▶ _Set task_:
Select all lines in the records that include "this".

- - - - - - -

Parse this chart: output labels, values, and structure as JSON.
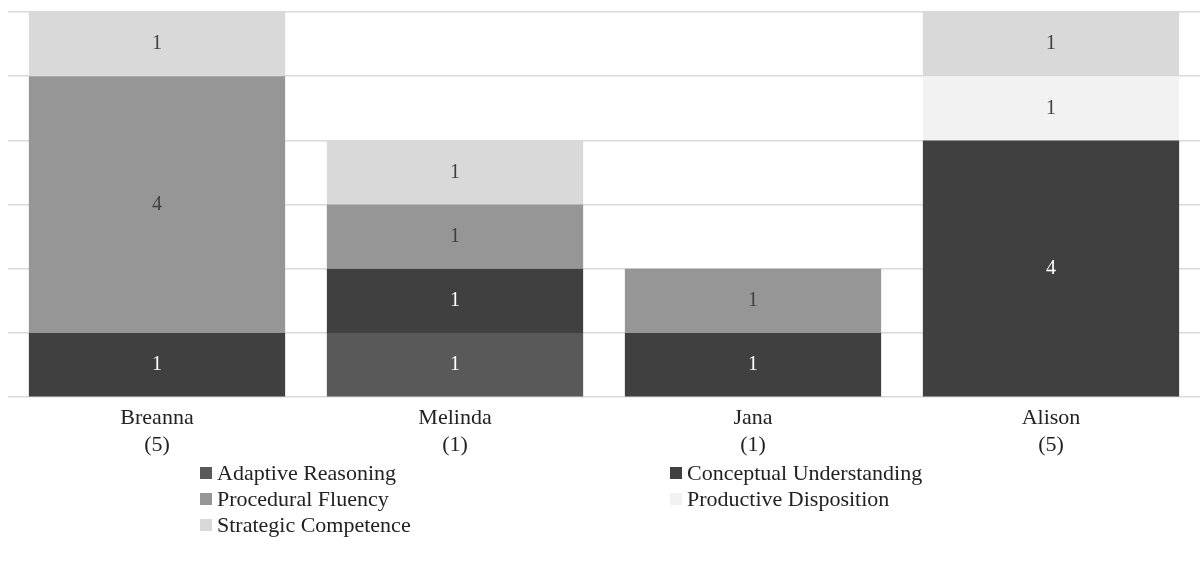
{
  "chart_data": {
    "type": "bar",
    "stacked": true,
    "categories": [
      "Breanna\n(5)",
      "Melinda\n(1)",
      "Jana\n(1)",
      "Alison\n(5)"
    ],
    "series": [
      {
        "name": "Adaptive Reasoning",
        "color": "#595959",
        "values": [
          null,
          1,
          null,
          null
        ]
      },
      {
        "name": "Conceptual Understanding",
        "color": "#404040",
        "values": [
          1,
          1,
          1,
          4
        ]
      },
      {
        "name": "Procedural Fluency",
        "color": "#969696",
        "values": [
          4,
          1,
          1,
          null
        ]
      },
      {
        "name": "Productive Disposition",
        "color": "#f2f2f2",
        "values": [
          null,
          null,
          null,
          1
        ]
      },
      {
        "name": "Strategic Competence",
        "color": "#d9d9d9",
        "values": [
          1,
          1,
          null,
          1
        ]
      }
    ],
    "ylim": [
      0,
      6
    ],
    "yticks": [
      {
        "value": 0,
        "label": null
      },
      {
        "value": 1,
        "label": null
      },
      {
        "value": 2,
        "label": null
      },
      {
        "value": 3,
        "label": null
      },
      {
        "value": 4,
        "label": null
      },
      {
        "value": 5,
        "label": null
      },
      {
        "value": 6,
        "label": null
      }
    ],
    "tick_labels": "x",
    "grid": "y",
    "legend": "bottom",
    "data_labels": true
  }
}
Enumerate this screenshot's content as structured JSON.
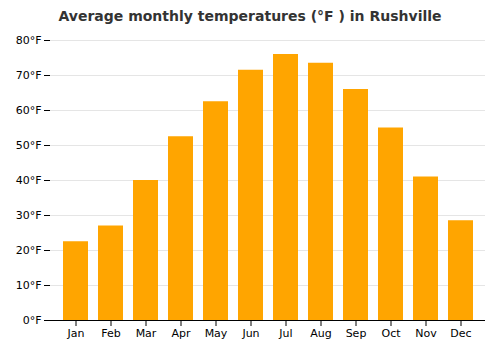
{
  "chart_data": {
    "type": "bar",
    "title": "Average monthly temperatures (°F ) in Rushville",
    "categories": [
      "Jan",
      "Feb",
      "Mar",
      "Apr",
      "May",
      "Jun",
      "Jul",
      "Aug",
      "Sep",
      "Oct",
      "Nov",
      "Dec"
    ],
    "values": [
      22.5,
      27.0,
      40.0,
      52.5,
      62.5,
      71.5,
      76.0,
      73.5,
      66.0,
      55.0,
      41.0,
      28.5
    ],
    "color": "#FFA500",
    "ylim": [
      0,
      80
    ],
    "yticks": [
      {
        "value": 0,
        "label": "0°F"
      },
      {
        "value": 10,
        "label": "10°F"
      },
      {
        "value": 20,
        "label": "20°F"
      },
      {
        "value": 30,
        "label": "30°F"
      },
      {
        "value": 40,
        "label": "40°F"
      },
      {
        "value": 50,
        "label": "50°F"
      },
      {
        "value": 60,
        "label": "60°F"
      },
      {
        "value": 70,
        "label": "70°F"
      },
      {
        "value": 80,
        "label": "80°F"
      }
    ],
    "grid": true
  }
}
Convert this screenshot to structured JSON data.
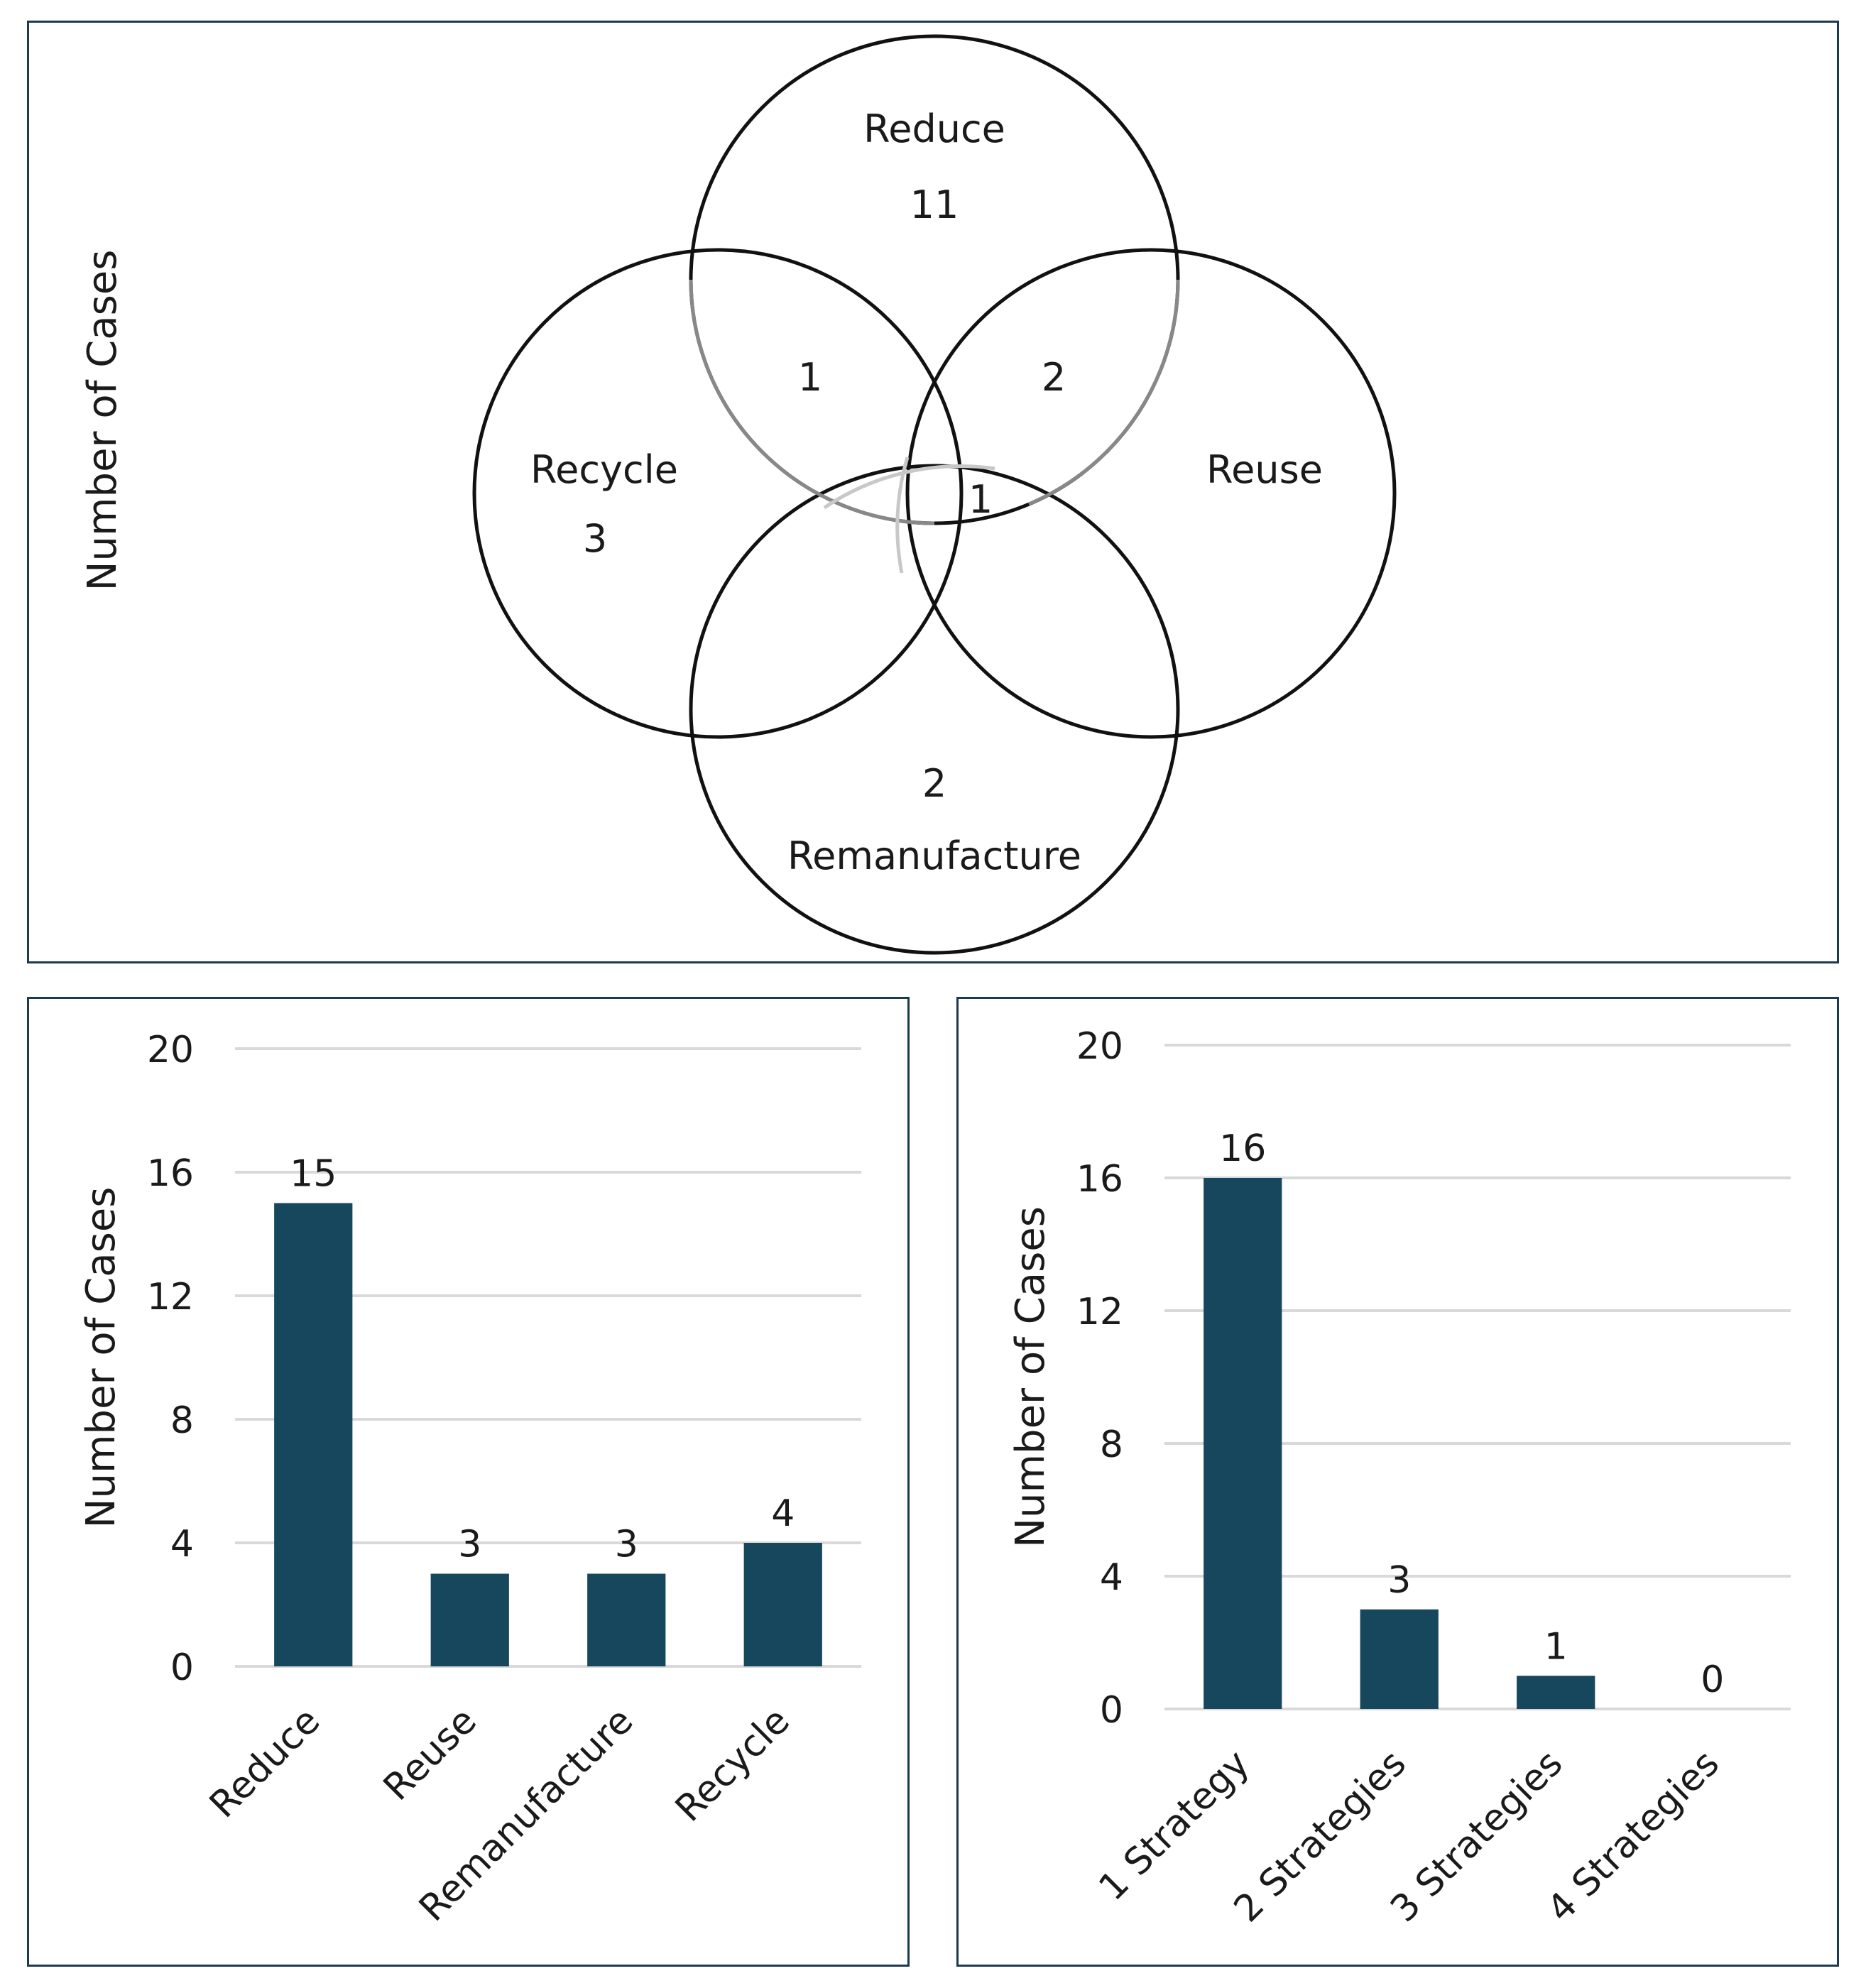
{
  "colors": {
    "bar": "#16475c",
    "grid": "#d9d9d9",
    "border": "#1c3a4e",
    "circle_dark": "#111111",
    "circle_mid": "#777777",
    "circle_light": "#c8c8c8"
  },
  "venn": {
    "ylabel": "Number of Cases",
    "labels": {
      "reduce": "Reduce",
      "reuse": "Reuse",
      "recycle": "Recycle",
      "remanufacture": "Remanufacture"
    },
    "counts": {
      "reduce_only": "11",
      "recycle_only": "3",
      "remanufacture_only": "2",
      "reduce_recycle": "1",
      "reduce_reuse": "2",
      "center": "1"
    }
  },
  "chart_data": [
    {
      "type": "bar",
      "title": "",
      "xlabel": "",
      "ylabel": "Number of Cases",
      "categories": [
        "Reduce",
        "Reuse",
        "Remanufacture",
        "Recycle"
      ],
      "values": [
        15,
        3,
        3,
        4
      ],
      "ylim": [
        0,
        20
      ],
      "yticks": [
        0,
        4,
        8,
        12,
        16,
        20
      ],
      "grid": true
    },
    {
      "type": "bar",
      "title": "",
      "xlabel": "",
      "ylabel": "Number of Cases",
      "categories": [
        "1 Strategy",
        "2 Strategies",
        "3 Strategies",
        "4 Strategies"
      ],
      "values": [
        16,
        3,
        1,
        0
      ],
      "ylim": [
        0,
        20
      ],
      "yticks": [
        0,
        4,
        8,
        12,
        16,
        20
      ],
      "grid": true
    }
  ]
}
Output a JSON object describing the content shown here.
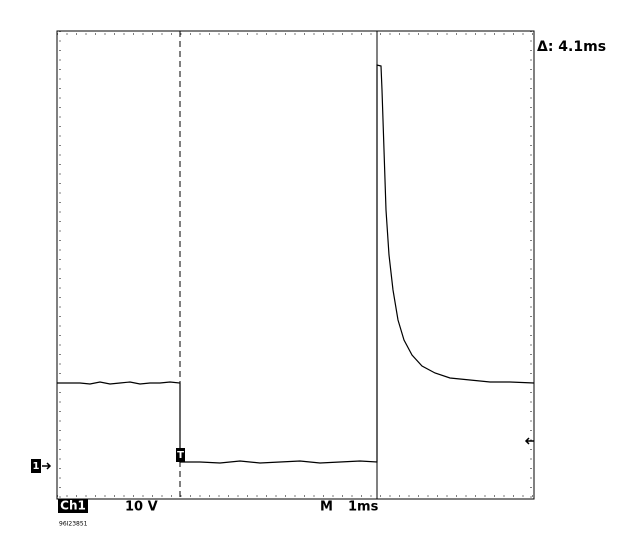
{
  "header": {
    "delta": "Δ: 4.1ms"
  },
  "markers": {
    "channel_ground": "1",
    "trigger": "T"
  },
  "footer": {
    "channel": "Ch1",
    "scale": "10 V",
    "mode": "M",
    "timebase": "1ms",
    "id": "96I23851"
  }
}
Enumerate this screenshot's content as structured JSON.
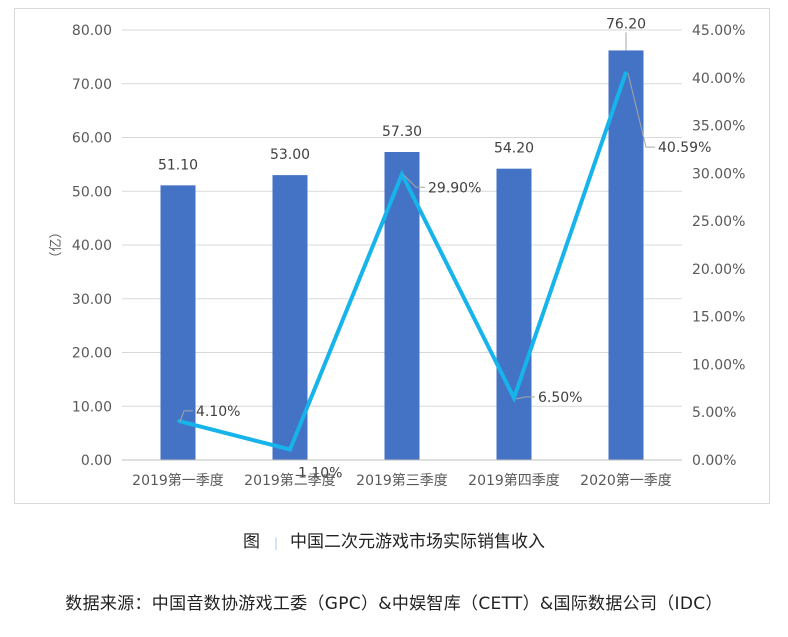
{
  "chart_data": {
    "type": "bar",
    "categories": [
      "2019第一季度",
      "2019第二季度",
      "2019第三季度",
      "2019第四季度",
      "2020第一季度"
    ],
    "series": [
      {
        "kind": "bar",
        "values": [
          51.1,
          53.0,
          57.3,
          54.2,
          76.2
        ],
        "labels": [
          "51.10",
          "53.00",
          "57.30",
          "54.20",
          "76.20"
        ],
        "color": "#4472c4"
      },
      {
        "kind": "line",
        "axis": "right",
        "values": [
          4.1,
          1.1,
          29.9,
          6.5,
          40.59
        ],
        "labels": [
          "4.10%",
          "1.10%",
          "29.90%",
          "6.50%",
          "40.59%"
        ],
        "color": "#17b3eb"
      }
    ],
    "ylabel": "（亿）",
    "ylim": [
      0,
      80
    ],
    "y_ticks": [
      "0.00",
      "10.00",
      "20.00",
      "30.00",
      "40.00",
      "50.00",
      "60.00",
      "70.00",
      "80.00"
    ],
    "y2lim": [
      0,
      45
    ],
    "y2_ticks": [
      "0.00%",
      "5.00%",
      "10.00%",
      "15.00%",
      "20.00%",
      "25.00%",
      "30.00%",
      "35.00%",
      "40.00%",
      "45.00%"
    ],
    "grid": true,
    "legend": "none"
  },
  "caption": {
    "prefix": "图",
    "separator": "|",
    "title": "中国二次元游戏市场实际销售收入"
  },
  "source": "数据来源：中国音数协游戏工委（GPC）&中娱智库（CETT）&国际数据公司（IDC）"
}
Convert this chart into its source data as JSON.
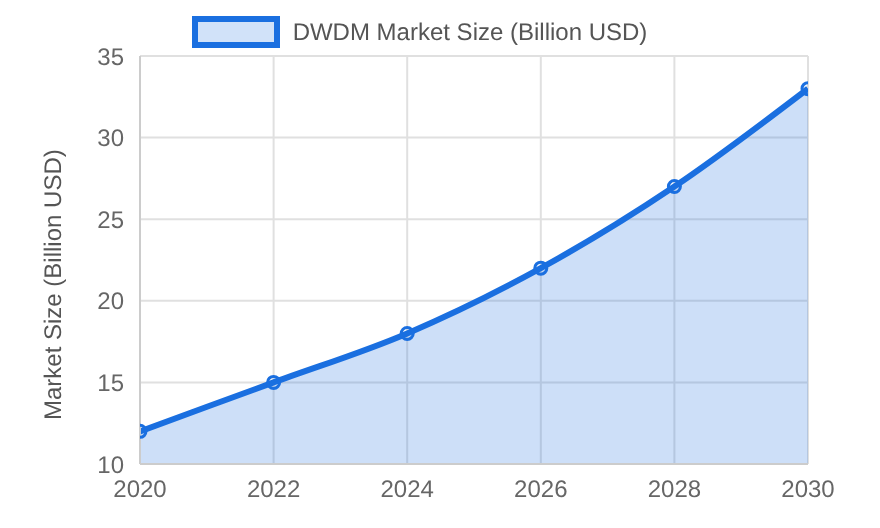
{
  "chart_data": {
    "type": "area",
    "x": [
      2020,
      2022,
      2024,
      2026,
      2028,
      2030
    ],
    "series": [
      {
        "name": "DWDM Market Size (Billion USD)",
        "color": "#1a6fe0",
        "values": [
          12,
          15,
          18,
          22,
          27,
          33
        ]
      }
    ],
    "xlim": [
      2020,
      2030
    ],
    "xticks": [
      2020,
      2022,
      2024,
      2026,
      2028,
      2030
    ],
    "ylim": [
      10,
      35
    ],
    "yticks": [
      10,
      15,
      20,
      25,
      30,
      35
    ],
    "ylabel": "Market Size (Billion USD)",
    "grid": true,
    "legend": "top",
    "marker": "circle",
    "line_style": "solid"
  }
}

- - - - - - -

▶ _Answer to the task_:
Parse this chart: output labels, values, and structure as JSON.
Enumerate this screenshot's content as structured JSON.
Convert this screenshot to structured JSON data.
Enumerate this screenshot's content as structured JSON.
Convert this chart into its source data as JSON.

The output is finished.